» **DATA FOR THIS EXERCISE**
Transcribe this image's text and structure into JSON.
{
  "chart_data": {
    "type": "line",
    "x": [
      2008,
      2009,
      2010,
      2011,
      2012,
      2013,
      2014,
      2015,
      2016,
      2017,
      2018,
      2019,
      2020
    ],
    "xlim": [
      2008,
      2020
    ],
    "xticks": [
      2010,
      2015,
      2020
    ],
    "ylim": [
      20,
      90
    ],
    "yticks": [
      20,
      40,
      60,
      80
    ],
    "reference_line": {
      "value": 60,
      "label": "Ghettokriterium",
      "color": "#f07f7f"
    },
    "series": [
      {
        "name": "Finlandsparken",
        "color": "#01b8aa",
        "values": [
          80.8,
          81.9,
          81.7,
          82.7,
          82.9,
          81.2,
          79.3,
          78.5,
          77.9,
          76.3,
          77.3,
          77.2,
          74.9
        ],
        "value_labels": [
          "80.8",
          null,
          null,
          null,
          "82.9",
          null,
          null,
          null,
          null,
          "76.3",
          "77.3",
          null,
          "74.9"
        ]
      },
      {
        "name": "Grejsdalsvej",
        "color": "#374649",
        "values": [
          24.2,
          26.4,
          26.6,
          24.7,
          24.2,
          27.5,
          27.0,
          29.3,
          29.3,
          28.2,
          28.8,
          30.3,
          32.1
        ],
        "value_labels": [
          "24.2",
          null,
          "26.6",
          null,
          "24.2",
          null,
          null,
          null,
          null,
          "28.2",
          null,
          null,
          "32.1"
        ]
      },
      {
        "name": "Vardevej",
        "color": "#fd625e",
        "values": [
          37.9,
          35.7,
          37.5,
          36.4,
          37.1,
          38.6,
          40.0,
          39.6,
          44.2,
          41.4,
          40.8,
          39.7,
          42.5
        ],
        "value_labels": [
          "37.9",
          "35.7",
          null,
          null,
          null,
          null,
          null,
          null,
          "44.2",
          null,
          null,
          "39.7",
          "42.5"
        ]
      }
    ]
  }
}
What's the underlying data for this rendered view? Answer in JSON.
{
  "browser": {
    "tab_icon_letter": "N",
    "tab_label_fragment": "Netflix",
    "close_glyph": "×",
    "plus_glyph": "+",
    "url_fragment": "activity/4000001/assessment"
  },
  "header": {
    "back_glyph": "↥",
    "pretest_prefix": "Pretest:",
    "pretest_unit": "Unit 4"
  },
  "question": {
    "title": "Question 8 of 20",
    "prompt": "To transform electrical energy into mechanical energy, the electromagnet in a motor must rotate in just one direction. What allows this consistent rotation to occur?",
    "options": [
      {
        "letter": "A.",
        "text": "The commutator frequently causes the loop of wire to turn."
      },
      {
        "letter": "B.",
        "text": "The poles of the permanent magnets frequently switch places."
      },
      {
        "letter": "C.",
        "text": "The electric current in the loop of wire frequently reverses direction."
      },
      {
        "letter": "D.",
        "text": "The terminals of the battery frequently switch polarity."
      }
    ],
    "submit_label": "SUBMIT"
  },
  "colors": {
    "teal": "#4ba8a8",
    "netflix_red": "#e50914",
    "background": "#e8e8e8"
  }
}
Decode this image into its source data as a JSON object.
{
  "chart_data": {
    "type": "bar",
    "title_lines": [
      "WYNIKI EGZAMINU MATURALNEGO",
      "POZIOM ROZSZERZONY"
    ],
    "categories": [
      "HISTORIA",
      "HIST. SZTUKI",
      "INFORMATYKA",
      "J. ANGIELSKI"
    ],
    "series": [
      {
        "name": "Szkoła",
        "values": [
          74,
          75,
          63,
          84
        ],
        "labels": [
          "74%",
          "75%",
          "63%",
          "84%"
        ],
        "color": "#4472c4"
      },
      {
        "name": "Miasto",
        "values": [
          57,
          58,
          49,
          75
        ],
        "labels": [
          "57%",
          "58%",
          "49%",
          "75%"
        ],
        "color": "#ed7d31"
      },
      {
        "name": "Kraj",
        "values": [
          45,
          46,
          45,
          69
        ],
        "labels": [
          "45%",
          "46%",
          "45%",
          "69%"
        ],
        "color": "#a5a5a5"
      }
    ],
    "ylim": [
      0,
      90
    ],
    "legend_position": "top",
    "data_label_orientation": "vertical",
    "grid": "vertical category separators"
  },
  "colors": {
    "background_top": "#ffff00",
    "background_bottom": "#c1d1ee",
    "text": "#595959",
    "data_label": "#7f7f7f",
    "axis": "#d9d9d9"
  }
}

» **WRITTEN REQUEST**
Restate all of the entries above precisely.

» **RESULT OF THIS EXERCISE**
Transcribe this image's text and structure into JSON.
{
  "chart_data": {
    "type": "line",
    "x": [
      2008,
      2009,
      2010,
      2011,
      2012,
      2013,
      2014,
      2015,
      2016,
      2017,
      2018,
      2019,
      2020
    ],
    "xlim": [
      2008,
      2020
    ],
    "xticks": [
      2010,
      2015,
      2020
    ],
    "ylim": [
      20,
      90
    ],
    "yticks": [
      20,
      40,
      60,
      80
    ],
    "reference_line": {
      "value": 60,
      "label": "Ghettokriterium",
      "color": "#f07f7f"
    },
    "series": [
      {
        "name": "Finlandsparken",
        "color": "#01b8aa",
        "values": [
          80.8,
          81.9,
          81.7,
          82.7,
          82.9,
          81.2,
          79.3,
          78.5,
          77.9,
          76.3,
          77.3,
          77.2,
          74.9
        ],
        "value_labels": [
          "80.8",
          null,
          null,
          null,
          "82.9",
          null,
          null,
          null,
          null,
          "76.3",
          "77.3",
          null,
          "74.9"
        ]
      },
      {
        "name": "Grejsdalsvej",
        "color": "#374649",
        "values": [
          24.2,
          26.4,
          26.6,
          24.7,
          24.2,
          27.5,
          27.0,
          29.3,
          29.3,
          28.2,
          28.8,
          30.3,
          32.1
        ],
        "value_labels": [
          "24.2",
          null,
          "26.6",
          null,
          "24.2",
          null,
          null,
          null,
          null,
          "28.2",
          null,
          null,
          "32.1"
        ]
      },
      {
        "name": "Vardevej",
        "color": "#fd625e",
        "values": [
          37.9,
          35.7,
          37.5,
          36.4,
          37.1,
          38.6,
          40.0,
          39.6,
          44.2,
          41.4,
          40.8,
          39.7,
          42.5
        ],
        "value_labels": [
          "37.9",
          "35.7",
          null,
          null,
          null,
          null,
          null,
          null,
          "44.2",
          null,
          null,
          "39.7",
          "42.5"
        ]
      }
    ]
  }
}
What's the underlying data for this rendered view? Answer in JSON.
{
  "browser": {
    "tab_icon_letter": "N",
    "tab_label_fragment": "Netflix",
    "close_glyph": "×",
    "plus_glyph": "+",
    "url_fragment": "activity/4000001/assessment"
  },
  "header": {
    "back_glyph": "↥",
    "pretest_prefix": "Pretest:",
    "pretest_unit": "Unit 4"
  },
  "question": {
    "title": "Question 8 of 20",
    "prompt": "To transform electrical energy into mechanical energy, the electromagnet in a motor must rotate in just one direction. What allows this consistent rotation to occur?",
    "options": [
      {
        "letter": "A.",
        "text": "The commutator frequently causes the loop of wire to turn."
      },
      {
        "letter": "B.",
        "text": "The poles of the permanent magnets frequently switch places."
      },
      {
        "letter": "C.",
        "text": "The electric current in the loop of wire frequently reverses direction."
      },
      {
        "letter": "D.",
        "text": "The terminals of the battery frequently switch polarity."
      }
    ],
    "submit_label": "SUBMIT"
  },
  "colors": {
    "teal": "#4ba8a8",
    "netflix_red": "#e50914",
    "background": "#e8e8e8"
  }
}
Decode this image into its source data as a JSON object.
{
  "chart_data": {
    "type": "bar",
    "title_lines": [
      "WYNIKI EGZAMINU MATURALNEGO",
      "POZIOM ROZSZERZONY"
    ],
    "categories": [
      "HISTORIA",
      "HIST. SZTUKI",
      "INFORMATYKA",
      "J. ANGIELSKI"
    ],
    "series": [
      {
        "name": "Szkoła",
        "values": [
          74,
          75,
          63,
          84
        ],
        "labels": [
          "74%",
          "75%",
          "63%",
          "84%"
        ],
        "color": "#4472c4"
      },
      {
        "name": "Miasto",
        "values": [
          57,
          58,
          49,
          75
        ],
        "labels": [
          "57%",
          "58%",
          "49%",
          "75%"
        ],
        "color": "#ed7d31"
      },
      {
        "name": "Kraj",
        "values": [
          45,
          46,
          45,
          69
        ],
        "labels": [
          "45%",
          "46%",
          "45%",
          "69%"
        ],
        "color": "#a5a5a5"
      }
    ],
    "ylim": [
      0,
      90
    ],
    "legend_position": "top",
    "data_label_orientation": "vertical",
    "grid": "vertical category separators"
  },
  "colors": {
    "background_top": "#ffff00",
    "background_bottom": "#c1d1ee",
    "text": "#595959",
    "data_label": "#7f7f7f",
    "axis": "#d9d9d9"
  }
}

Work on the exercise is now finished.